**PROBLEM TO WORK ON:** Copy the records that follow exactly as written, but not their pictures.

--- begin GIVEN RECORDS ---

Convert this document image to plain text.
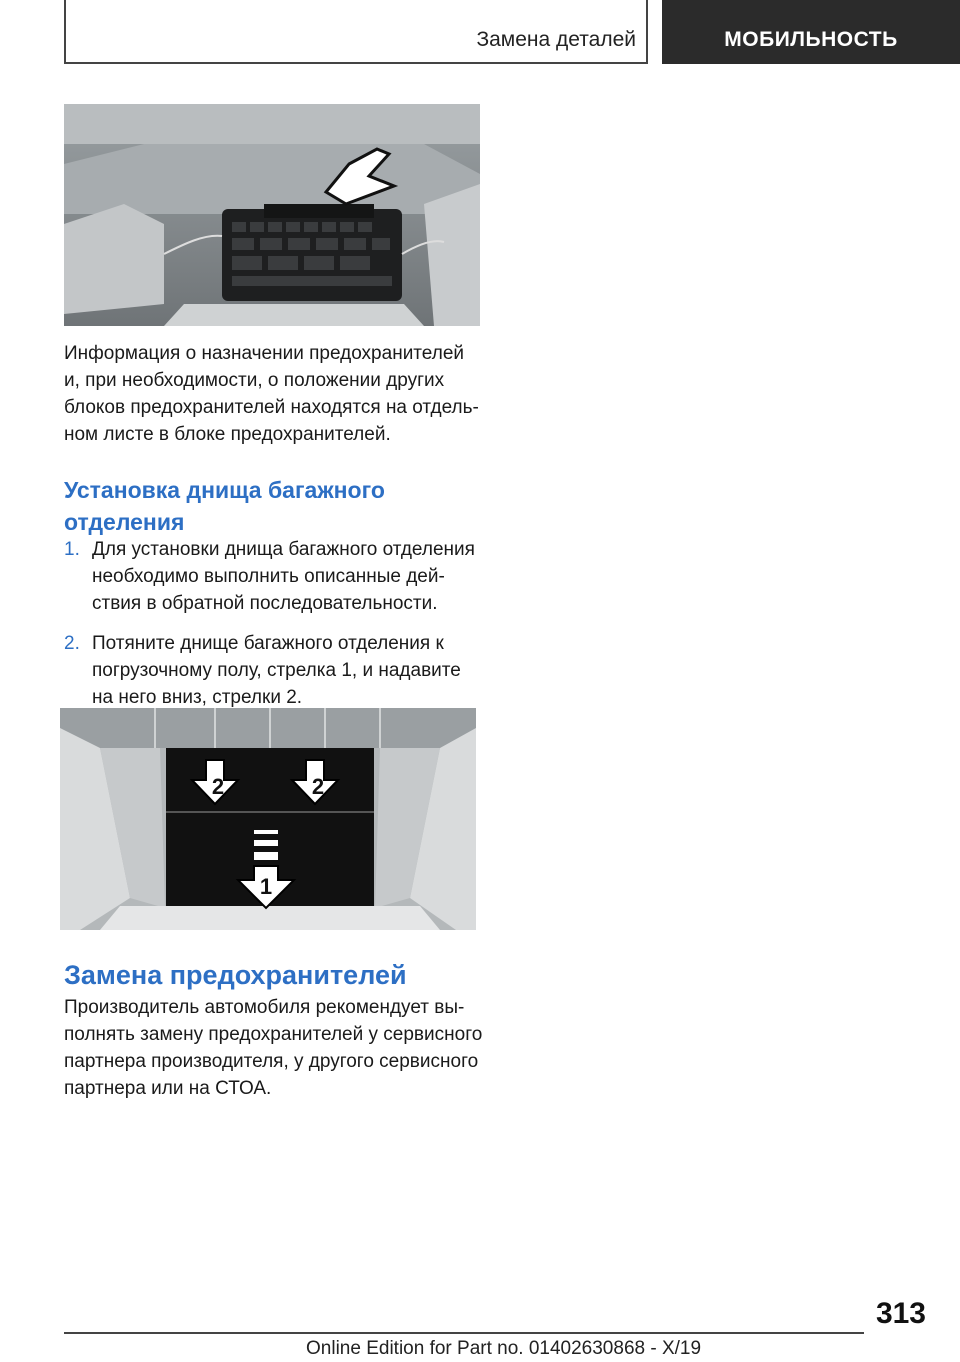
Замена деталей	МОБИЛЬНОСТЬ

Информация о назначении предохранителей и, при необходимости, о положении других блоков предохранителей находятся на отдельном листе в блоке предохранителей.

Установка днища багажного отделения
1. Для установки днища багажного отделения необходимо выполнить описанные действия в обратной последовательности.
2. Потяните днище багажного отделения к погрузочному полу, стрелка 1, и надавите на него вниз, стрелки 2.
2	2
1
Замена предохранителей

Производитель автомобиля рекомендует выполнять замену предохранителей у сервисного партнера производителя, у другого сервисного партнера или на СТОА.

313
Online Edition for Part no. 01402630868 - X/19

--- end GIVEN RECORDS ---

**TASK RESULT:**
Convert this document image to plain text.
Замена деталей	МОБИЛЬНОСТЬ

Информация о назначении предохранителей и, при необходимости, о положении других блоков предохранителей находятся на отдельном листе в блоке предохранителей.

Установка днища багажного отделения
1. Для установки днища багажного отделения необходимо выполнить описанные действия в обратной последовательности.
2. Потяните днище багажного отделения к погрузочному полу, стрелка 1, и надавите на него вниз, стрелки 2.
2	2
1
Замена предохранителей

Производитель автомобиля рекомендует выполнять замену предохранителей у сервисного партнера производителя, у другого сервисного партнера или на СТОА.

313
Online Edition for Part no. 01402630868 - X/19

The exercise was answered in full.